__Directive__. Read through the entries below and return each line with the word "tone".

Dataset entries:

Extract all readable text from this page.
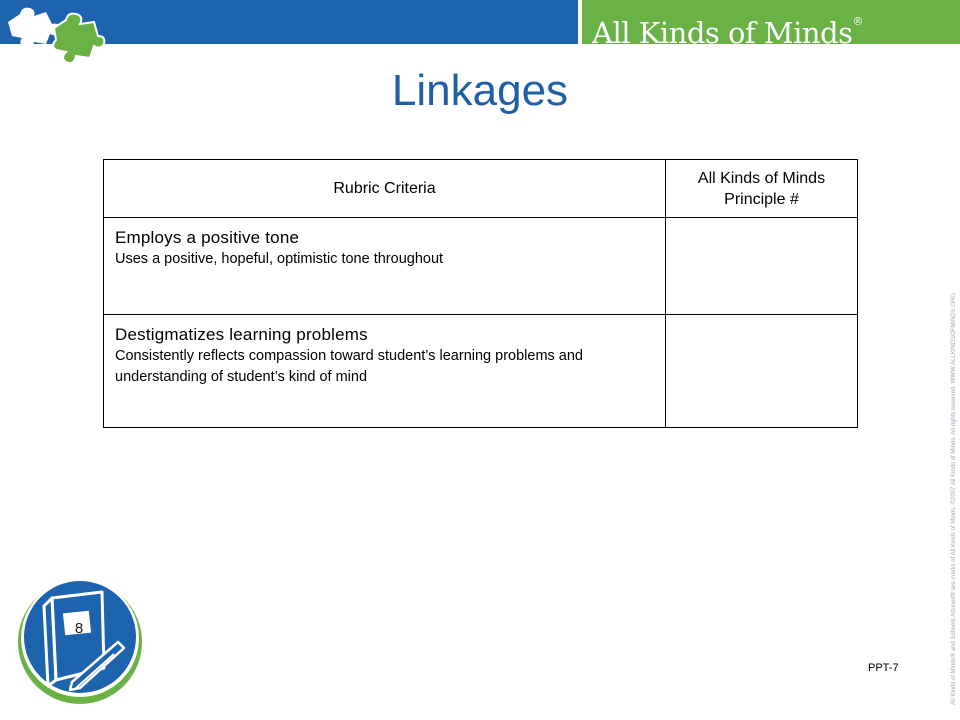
All Kinds of Minds®
Linkages
Rubric Criteria	All Kinds of Minds Principle #

Employs a positive tone
Uses a positive, hopeful, optimistic tone throughout	

Destigmatizes learning problems
Consistently reflects compassion toward student’s learning problems and understanding of student’s kind of mind	

8
PPT-7	All Kinds of Minds® and Schools Attuned® are marks of All Kinds of Minds. ©2007 All Kinds of Minds. All rights reserved. WWW.ALLKINDSOFMINDS.ORG
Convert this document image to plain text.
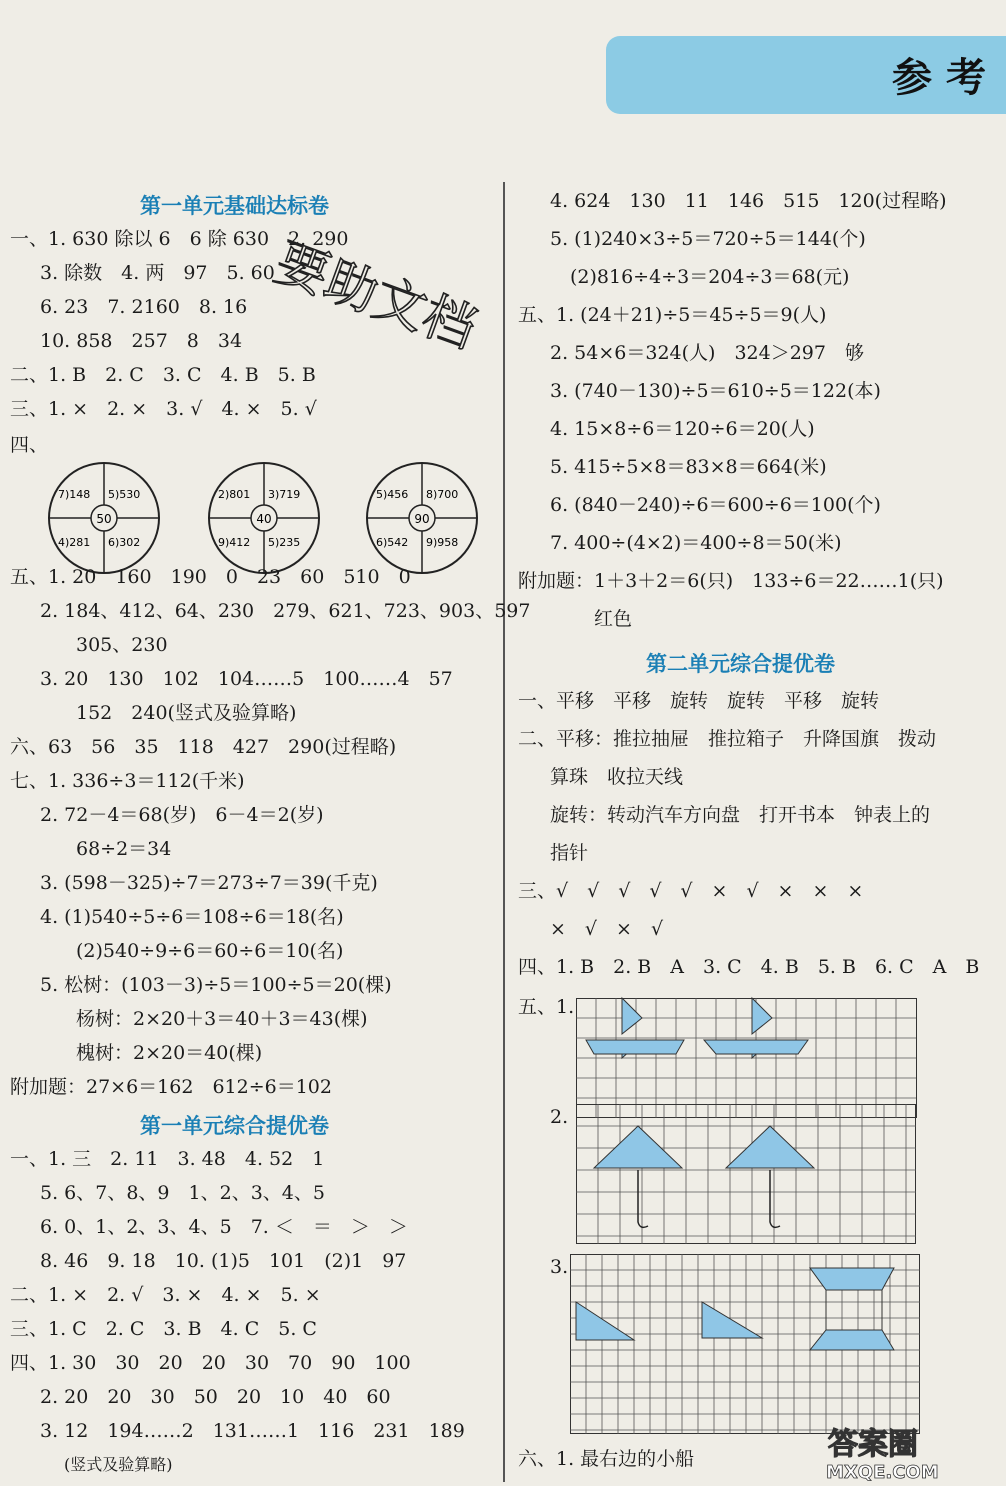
参考
第一单元基础达标卷
一、1. 630 除以 6　6 除 630　2. 290
3. 除数　4. 两　97　5. 60
6. 23　7. 2160　8. 16
10. 858　257　8　34
二、1. B　2. C　3. C　4. B　5. B
三、1. ×　2. ×　3. √　4. ×　5. √
四、
50
7)148 5)530
4)281 6)302
40
2)801 3)719
9)412 5)235
90
5)456 8)700
6)542 9)958
五、1. 20　160　190　0　23　60　510　0
2. 184、412、64、230　279、621、723、903、597
305、230
3. 20　130　102　104……5　100……4　57
152　240(竖式及验算略)
六、63　56　35　118　427　290(过程略)
七、1. 336÷3＝112(千米)
2. 72－4＝68(岁)　6－4＝2(岁)
68÷2＝34
3. (598－325)÷7＝273÷7＝39(千克)
4. (1)540÷5÷6＝108÷6＝18(名)
(2)540÷9÷6＝60÷6＝10(名)
5. 松树：(103－3)÷5＝100÷5＝20(棵)
杨树：2×20＋3＝40＋3＝43(棵)
槐树：2×20＝40(棵)
附加题：27×6＝162　612÷6＝102
第一单元综合提优卷
一、1. 三　2. 11　3. 48　4. 52　1
5. 6、7、8、9　1、2、3、4、5
6. 0、1、2、3、4、5　7. ＜　＝　＞　＞
8. 46　9. 18　10. (1)5　101　(2)1　97
二、1. ×　2. √　3. ×　4. ×　5. ×
三、1. C　2. C　3. B　4. C　5. C
四、1. 30　30　20　20　30　70　90　100
2. 20　20　30　50　20　10　40　60
3. 12　194……2　131……1　116　231　189
(竖式及验算略)
要助文档
4. 624　130　11　146　515　120(过程略)
5. (1)240×3÷5＝720÷5＝144(个)
(2)816÷4÷3＝204÷3＝68(元)
五、1. (24＋21)÷5＝45÷5＝9(人)
2. 54×6＝324(人)　324＞297　够
3. (740－130)÷5＝610÷5＝122(本)
4. 15×8÷6＝120÷6＝20(人)
5. 415÷5×8＝83×8＝664(米)
6. (840－240)÷6＝600÷6＝100(个)
7. 400÷(4×2)＝400÷8＝50(米)
附加题：1＋3＋2＝6(只)　133÷6＝22……1(只)
红色
第二单元综合提优卷
一、平移　平移　旋转　旋转　平移　旋转
二、平移：推拉抽屉　推拉箱子　升降国旗　拨动
算珠　收拉天线
旋转：转动汽车方向盘　打开书本　钟表上的
指针
三、√　√　√　√　√　×　√　×　×　×
×　√　×　√
四、1. B　2. B　A　3. C　4. B　5. B　6. C　A　B
五、1.
2.
3.
六、1. 最右边的小船	答案圈
MXQE.COM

__Written answer__.
Employs a positive tone
Uses a positive, hopeful, optimistic tone throughout	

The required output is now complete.